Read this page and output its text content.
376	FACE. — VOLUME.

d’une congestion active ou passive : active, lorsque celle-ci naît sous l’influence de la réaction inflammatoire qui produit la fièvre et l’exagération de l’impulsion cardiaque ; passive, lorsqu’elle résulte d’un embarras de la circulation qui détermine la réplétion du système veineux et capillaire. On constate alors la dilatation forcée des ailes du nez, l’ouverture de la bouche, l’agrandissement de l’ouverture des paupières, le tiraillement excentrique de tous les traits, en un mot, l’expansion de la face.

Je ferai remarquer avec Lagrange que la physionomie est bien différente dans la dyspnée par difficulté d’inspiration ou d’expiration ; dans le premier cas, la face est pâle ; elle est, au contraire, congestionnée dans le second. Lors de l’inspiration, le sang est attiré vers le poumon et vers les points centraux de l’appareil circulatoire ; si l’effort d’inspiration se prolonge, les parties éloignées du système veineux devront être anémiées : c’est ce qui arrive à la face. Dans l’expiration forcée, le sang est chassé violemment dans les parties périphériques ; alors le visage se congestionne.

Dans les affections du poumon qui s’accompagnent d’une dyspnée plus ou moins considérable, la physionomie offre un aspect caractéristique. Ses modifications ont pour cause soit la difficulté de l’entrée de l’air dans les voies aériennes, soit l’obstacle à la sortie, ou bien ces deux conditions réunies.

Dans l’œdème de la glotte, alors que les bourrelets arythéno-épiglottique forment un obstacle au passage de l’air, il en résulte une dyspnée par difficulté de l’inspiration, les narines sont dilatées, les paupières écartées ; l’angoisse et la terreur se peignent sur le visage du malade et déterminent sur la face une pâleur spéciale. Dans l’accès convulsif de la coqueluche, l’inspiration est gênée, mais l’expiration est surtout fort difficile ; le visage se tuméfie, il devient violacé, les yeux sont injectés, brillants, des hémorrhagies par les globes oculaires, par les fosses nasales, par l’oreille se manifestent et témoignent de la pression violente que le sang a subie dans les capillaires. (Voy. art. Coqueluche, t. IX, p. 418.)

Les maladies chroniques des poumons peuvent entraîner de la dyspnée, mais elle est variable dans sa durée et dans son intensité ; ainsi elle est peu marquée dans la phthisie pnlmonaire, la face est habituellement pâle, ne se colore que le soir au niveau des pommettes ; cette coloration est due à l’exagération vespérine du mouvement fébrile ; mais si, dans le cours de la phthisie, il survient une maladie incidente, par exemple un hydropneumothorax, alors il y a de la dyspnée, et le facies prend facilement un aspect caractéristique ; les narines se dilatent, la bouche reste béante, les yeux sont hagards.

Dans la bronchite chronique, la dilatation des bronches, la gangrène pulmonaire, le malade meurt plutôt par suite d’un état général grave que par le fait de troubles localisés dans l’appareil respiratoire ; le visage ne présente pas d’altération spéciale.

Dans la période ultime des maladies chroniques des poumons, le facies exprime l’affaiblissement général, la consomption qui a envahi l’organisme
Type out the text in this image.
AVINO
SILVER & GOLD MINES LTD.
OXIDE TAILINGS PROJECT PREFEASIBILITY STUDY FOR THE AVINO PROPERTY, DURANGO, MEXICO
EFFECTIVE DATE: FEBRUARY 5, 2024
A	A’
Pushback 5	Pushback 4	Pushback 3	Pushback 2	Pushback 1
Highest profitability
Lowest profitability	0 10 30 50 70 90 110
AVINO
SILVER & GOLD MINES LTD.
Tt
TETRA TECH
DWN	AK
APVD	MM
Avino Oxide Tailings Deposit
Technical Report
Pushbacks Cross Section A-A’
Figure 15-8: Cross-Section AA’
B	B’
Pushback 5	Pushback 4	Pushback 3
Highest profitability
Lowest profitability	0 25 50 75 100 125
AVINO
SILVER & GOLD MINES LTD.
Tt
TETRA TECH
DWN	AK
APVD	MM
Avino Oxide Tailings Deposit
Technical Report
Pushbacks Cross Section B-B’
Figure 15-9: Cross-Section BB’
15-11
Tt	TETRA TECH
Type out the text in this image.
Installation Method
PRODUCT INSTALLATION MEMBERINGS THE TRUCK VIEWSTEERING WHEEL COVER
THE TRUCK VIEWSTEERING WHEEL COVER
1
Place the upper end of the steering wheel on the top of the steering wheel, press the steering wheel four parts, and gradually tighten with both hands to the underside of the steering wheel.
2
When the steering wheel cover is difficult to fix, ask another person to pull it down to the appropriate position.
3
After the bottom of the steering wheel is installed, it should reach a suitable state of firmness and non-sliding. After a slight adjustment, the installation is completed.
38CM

--------------------------------

§ Exercise aim
Reproduce the listing above verbatim, from first line to last.

§ Exercise output
Read this page and output its text content.
376	FACE. — VOLUME.

d’une congestion active ou passive : active, lorsque celle-ci naît sous l’influence de la réaction inflammatoire qui produit la fièvre et l’exagération de l’impulsion cardiaque ; passive, lorsqu’elle résulte d’un embarras de la circulation qui détermine la réplétion du système veineux et capillaire. On constate alors la dilatation forcée des ailes du nez, l’ouverture de la bouche, l’agrandissement de l’ouverture des paupières, le tiraillement excentrique de tous les traits, en un mot, l’expansion de la face.

Je ferai remarquer avec Lagrange que la physionomie est bien différente dans la dyspnée par difficulté d’inspiration ou d’expiration ; dans le premier cas, la face est pâle ; elle est, au contraire, congestionnée dans le second. Lors de l’inspiration, le sang est attiré vers le poumon et vers les points centraux de l’appareil circulatoire ; si l’effort d’inspiration se prolonge, les parties éloignées du système veineux devront être anémiées : c’est ce qui arrive à la face. Dans l’expiration forcée, le sang est chassé violemment dans les parties périphériques ; alors le visage se congestionne.

Dans les affections du poumon qui s’accompagnent d’une dyspnée plus ou moins considérable, la physionomie offre un aspect caractéristique. Ses modifications ont pour cause soit la difficulté de l’entrée de l’air dans les voies aériennes, soit l’obstacle à la sortie, ou bien ces deux conditions réunies.

Dans l’œdème de la glotte, alors que les bourrelets arythéno-épiglottique forment un obstacle au passage de l’air, il en résulte une dyspnée par difficulté de l’inspiration, les narines sont dilatées, les paupières écartées ; l’angoisse et la terreur se peignent sur le visage du malade et déterminent sur la face une pâleur spéciale. Dans l’accès convulsif de la coqueluche, l’inspiration est gênée, mais l’expiration est surtout fort difficile ; le visage se tuméfie, il devient violacé, les yeux sont injectés, brillants, des hémorrhagies par les globes oculaires, par les fosses nasales, par l’oreille se manifestent et témoignent de la pression violente que le sang a subie dans les capillaires. (Voy. art. Coqueluche, t. IX, p. 418.)

Les maladies chroniques des poumons peuvent entraîner de la dyspnée, mais elle est variable dans sa durée et dans son intensité ; ainsi elle est peu marquée dans la phthisie pnlmonaire, la face est habituellement pâle, ne se colore que le soir au niveau des pommettes ; cette coloration est due à l’exagération vespérine du mouvement fébrile ; mais si, dans le cours de la phthisie, il survient une maladie incidente, par exemple un hydropneumothorax, alors il y a de la dyspnée, et le facies prend facilement un aspect caractéristique ; les narines se dilatent, la bouche reste béante, les yeux sont hagards.

Dans la bronchite chronique, la dilatation des bronches, la gangrène pulmonaire, le malade meurt plutôt par suite d’un état général grave que par le fait de troubles localisés dans l’appareil respiratoire ; le visage ne présente pas d’altération spéciale.

Dans la période ultime des maladies chroniques des poumons, le facies exprime l’affaiblissement général, la consomption qui a envahi l’organisme
Type out the text in this image.
AVINO
SILVER & GOLD MINES LTD.
OXIDE TAILINGS PROJECT PREFEASIBILITY STUDY FOR THE AVINO PROPERTY, DURANGO, MEXICO
EFFECTIVE DATE: FEBRUARY 5, 2024
A	A’
Pushback 5	Pushback 4	Pushback 3	Pushback 2	Pushback 1
Highest profitability
Lowest profitability	0 10 30 50 70 90 110
AVINO
SILVER & GOLD MINES LTD.
Tt
TETRA TECH
DWN	AK
APVD	MM
Avino Oxide Tailings Deposit
Technical Report
Pushbacks Cross Section A-A’
Figure 15-8: Cross-Section AA’
B	B’
Pushback 5	Pushback 4	Pushback 3
Highest profitability
Lowest profitability	0 25 50 75 100 125
AVINO
SILVER & GOLD MINES LTD.
Tt
TETRA TECH
DWN	AK
APVD	MM
Avino Oxide Tailings Deposit
Technical Report
Pushbacks Cross Section B-B’
Figure 15-9: Cross-Section BB’
15-11
Tt	TETRA TECH
Type out the text in this image.
Installation Method
PRODUCT INSTALLATION MEMBERINGS THE TRUCK VIEWSTEERING WHEEL COVER
THE TRUCK VIEWSTEERING WHEEL COVER
1
Place the upper end of the steering wheel on the top of the steering wheel, press the steering wheel four parts, and gradually tighten with both hands to the underside of the steering wheel.
2
When the steering wheel cover is difficult to fix, ask another person to pull it down to the appropriate position.
3
After the bottom of the steering wheel is installed, it should reach a suitable state of firmness and non-sliding. After a slight adjustment, the installation is completed.
38CM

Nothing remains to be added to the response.